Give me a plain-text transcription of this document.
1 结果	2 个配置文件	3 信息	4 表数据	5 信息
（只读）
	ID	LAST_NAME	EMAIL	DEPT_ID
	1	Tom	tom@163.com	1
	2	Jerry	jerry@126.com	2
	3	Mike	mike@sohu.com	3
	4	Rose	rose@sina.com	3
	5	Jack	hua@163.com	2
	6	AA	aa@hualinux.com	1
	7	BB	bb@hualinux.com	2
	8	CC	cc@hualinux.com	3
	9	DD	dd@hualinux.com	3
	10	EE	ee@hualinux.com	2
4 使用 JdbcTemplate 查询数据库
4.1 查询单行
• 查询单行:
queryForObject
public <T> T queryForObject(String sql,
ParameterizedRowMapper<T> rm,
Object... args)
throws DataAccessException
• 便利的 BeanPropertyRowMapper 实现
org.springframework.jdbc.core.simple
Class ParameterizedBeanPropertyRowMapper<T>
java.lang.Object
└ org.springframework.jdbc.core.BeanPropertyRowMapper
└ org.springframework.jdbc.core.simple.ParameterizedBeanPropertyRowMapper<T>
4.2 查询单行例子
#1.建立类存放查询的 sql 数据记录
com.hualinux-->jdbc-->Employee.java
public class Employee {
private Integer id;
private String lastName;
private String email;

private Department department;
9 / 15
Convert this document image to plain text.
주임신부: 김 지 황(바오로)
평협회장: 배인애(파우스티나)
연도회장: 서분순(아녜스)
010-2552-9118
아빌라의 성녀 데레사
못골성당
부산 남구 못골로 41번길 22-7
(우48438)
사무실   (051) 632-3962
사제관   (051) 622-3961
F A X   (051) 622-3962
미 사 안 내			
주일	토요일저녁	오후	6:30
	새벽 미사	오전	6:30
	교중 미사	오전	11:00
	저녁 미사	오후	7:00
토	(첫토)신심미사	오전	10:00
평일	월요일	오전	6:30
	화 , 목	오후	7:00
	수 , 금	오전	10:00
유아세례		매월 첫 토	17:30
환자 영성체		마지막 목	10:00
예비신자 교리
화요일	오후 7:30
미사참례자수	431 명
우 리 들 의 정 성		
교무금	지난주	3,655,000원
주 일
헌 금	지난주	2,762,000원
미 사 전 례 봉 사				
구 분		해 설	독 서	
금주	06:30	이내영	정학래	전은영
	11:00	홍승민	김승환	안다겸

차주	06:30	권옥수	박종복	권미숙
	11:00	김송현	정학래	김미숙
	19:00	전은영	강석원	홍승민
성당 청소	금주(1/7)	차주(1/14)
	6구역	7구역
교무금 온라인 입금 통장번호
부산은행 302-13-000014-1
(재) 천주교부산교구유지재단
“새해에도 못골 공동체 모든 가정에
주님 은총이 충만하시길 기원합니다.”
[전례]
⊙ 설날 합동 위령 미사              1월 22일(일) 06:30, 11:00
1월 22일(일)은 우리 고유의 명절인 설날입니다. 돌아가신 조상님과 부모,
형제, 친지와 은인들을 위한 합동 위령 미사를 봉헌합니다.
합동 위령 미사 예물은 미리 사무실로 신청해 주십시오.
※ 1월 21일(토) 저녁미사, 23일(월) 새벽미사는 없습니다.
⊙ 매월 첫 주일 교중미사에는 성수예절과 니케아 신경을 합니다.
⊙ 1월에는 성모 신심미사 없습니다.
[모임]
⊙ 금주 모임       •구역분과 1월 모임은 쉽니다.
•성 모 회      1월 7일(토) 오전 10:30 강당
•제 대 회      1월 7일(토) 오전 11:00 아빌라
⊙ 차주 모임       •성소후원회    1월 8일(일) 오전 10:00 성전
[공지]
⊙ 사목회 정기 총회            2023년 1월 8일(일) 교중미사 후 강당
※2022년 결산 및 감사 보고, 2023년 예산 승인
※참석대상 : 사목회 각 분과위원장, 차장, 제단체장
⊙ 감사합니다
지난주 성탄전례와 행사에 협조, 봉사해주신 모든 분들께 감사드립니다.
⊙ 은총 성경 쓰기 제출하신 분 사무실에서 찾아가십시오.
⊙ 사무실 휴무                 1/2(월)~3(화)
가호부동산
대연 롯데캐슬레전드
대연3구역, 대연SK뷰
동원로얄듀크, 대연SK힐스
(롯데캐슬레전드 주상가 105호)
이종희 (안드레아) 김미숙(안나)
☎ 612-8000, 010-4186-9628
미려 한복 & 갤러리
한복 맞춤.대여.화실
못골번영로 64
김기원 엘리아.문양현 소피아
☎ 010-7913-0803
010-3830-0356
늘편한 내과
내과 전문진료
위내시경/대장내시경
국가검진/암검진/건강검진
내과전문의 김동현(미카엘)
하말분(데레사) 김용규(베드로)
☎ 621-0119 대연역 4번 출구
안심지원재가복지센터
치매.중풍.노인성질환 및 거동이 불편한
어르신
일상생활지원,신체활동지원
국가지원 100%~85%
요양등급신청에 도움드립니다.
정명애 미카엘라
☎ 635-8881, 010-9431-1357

* [Required task]: Using the data above, reproduce every line exactly.

* [Answer to the problem]:
Give me a plain-text transcription of this document.
1 结果	2 个配置文件	3 信息	4 表数据	5 信息
（只读）
	ID	LAST_NAME	EMAIL	DEPT_ID
	1	Tom	tom@163.com	1
	2	Jerry	jerry@126.com	2
	3	Mike	mike@sohu.com	3
	4	Rose	rose@sina.com	3
	5	Jack	hua@163.com	2
	6	AA	aa@hualinux.com	1
	7	BB	bb@hualinux.com	2
	8	CC	cc@hualinux.com	3
	9	DD	dd@hualinux.com	3
	10	EE	ee@hualinux.com	2
4 使用 JdbcTemplate 查询数据库
4.1 查询单行
• 查询单行:
queryForObject
public <T> T queryForObject(String sql,
ParameterizedRowMapper<T> rm,
Object... args)
throws DataAccessException
• 便利的 BeanPropertyRowMapper 实现
org.springframework.jdbc.core.simple
Class ParameterizedBeanPropertyRowMapper<T>
java.lang.Object
└ org.springframework.jdbc.core.BeanPropertyRowMapper
└ org.springframework.jdbc.core.simple.ParameterizedBeanPropertyRowMapper<T>
4.2 查询单行例子
#1.建立类存放查询的 sql 数据记录
com.hualinux-->jdbc-->Employee.java
public class Employee {
private Integer id;
private String lastName;
private String email;

private Department department;
9 / 15
Convert this document image to plain text.
주임신부: 김 지 황(바오로)
평협회장: 배인애(파우스티나)
연도회장: 서분순(아녜스)
010-2552-9118
아빌라의 성녀 데레사
못골성당
부산 남구 못골로 41번길 22-7
(우48438)
사무실   (051) 632-3962
사제관   (051) 622-3961
F A X   (051) 622-3962
미 사 안 내			
주일	토요일저녁	오후	6:30
	새벽 미사	오전	6:30
	교중 미사	오전	11:00
	저녁 미사	오후	7:00
토	(첫토)신심미사	오전	10:00
평일	월요일	오전	6:30
	화 , 목	오후	7:00
	수 , 금	오전	10:00
유아세례		매월 첫 토	17:30
환자 영성체		마지막 목	10:00
예비신자 교리
화요일	오후 7:30
미사참례자수	431 명
우 리 들 의 정 성		
교무금	지난주	3,655,000원
주 일
헌 금	지난주	2,762,000원
미 사 전 례 봉 사				
구 분		해 설	독 서	
금주	06:30	이내영	정학래	전은영
	11:00	홍승민	김승환	안다겸

차주	06:30	권옥수	박종복	권미숙
	11:00	김송현	정학래	김미숙
	19:00	전은영	강석원	홍승민
성당 청소	금주(1/7)	차주(1/14)
	6구역	7구역
교무금 온라인 입금 통장번호
부산은행 302-13-000014-1
(재) 천주교부산교구유지재단
“새해에도 못골 공동체 모든 가정에
주님 은총이 충만하시길 기원합니다.”
[전례]
⊙ 설날 합동 위령 미사              1월 22일(일) 06:30, 11:00
1월 22일(일)은 우리 고유의 명절인 설날입니다. 돌아가신 조상님과 부모,
형제, 친지와 은인들을 위한 합동 위령 미사를 봉헌합니다.
합동 위령 미사 예물은 미리 사무실로 신청해 주십시오.
※ 1월 21일(토) 저녁미사, 23일(월) 새벽미사는 없습니다.
⊙ 매월 첫 주일 교중미사에는 성수예절과 니케아 신경을 합니다.
⊙ 1월에는 성모 신심미사 없습니다.
[모임]
⊙ 금주 모임       •구역분과 1월 모임은 쉽니다.
•성 모 회      1월 7일(토) 오전 10:30 강당
•제 대 회      1월 7일(토) 오전 11:00 아빌라
⊙ 차주 모임       •성소후원회    1월 8일(일) 오전 10:00 성전
[공지]
⊙ 사목회 정기 총회            2023년 1월 8일(일) 교중미사 후 강당
※2022년 결산 및 감사 보고, 2023년 예산 승인
※참석대상 : 사목회 각 분과위원장, 차장, 제단체장
⊙ 감사합니다
지난주 성탄전례와 행사에 협조, 봉사해주신 모든 분들께 감사드립니다.
⊙ 은총 성경 쓰기 제출하신 분 사무실에서 찾아가십시오.
⊙ 사무실 휴무                 1/2(월)~3(화)
가호부동산
대연 롯데캐슬레전드
대연3구역, 대연SK뷰
동원로얄듀크, 대연SK힐스
(롯데캐슬레전드 주상가 105호)
이종희 (안드레아) 김미숙(안나)
☎ 612-8000, 010-4186-9628
미려 한복 & 갤러리
한복 맞춤.대여.화실
못골번영로 64
김기원 엘리아.문양현 소피아
☎ 010-7913-0803
010-3830-0356
늘편한 내과
내과 전문진료
위내시경/대장내시경
국가검진/암검진/건강검진
내과전문의 김동현(미카엘)
하말분(데레사) 김용규(베드로)
☎ 621-0119 대연역 4번 출구
안심지원재가복지센터
치매.중풍.노인성질환 및 거동이 불편한
어르신
일상생활지원,신체활동지원
국가지원 100%~85%
요양등급신청에 도움드립니다.
정명애 미카엘라
☎ 635-8881, 010-9431-1357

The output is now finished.